start Material shown

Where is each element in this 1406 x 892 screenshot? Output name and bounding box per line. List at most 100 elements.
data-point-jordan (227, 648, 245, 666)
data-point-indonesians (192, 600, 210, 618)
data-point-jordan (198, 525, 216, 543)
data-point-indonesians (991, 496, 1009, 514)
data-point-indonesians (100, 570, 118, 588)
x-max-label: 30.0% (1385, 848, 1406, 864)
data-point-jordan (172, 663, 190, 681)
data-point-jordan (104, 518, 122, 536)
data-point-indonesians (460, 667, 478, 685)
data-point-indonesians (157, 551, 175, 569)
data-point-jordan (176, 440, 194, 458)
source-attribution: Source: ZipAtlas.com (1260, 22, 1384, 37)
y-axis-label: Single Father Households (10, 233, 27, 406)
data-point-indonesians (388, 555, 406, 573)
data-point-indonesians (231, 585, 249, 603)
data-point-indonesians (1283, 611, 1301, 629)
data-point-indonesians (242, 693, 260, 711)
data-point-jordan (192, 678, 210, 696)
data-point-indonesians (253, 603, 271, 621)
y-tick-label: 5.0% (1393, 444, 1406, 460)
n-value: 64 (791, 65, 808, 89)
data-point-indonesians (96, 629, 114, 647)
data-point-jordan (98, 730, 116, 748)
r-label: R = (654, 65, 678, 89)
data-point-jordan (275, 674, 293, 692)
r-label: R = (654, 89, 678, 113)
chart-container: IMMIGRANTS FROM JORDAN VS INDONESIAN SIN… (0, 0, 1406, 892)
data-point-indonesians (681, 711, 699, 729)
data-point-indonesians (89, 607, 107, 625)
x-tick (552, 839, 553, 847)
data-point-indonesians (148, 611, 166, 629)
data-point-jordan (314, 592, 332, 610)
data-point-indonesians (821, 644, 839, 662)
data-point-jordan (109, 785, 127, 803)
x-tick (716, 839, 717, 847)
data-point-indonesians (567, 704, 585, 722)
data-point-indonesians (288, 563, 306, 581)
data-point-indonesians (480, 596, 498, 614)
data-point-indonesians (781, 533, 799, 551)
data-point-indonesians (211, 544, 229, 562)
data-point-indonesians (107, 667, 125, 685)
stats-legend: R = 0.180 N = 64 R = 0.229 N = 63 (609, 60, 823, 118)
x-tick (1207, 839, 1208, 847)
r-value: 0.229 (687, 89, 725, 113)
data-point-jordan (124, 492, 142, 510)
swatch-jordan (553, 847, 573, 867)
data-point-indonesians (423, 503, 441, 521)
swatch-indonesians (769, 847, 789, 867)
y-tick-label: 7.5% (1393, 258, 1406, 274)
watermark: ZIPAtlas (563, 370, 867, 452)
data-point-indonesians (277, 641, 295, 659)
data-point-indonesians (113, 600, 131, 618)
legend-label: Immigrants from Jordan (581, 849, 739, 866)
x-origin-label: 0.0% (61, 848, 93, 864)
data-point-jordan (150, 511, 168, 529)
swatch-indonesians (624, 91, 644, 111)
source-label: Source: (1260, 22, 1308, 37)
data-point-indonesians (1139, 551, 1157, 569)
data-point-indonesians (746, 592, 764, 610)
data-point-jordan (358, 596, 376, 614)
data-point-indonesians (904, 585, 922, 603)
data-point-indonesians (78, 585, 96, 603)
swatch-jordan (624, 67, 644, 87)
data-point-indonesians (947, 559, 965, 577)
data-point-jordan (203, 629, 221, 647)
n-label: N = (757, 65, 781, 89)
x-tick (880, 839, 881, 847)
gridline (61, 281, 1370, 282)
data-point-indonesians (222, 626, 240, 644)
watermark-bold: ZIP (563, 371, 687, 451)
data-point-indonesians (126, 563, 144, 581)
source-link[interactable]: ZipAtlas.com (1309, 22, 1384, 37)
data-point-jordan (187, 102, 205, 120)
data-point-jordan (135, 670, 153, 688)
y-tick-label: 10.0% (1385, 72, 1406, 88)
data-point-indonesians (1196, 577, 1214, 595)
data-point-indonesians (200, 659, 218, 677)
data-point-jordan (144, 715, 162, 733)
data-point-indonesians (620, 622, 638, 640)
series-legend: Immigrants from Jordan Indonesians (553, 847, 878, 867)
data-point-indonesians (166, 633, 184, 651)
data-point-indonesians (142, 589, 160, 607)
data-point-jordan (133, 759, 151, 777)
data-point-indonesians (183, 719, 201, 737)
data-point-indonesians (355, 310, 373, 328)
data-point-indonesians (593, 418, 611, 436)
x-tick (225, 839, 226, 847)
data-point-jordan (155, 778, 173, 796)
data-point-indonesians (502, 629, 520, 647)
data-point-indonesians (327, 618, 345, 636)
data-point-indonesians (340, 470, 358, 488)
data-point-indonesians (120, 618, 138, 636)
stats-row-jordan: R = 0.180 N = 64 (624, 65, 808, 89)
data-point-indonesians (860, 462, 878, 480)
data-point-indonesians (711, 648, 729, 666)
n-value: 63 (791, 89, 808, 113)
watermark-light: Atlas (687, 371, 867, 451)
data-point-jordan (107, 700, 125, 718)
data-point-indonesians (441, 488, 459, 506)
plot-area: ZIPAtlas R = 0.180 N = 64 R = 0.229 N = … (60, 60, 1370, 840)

end Material shown

Written problem ▸ Extract every line of the material that contains the string "tick".

Task output ▸
y-tick-label: 5.0% (1393, 444, 1406, 460)
x-tick (552, 839, 553, 847)
x-tick (716, 839, 717, 847)
x-tick (1207, 839, 1208, 847)
y-tick-label: 7.5% (1393, 258, 1406, 274)
x-tick (880, 839, 881, 847)
y-tick-label: 10.0% (1385, 72, 1406, 88)
x-tick (225, 839, 226, 847)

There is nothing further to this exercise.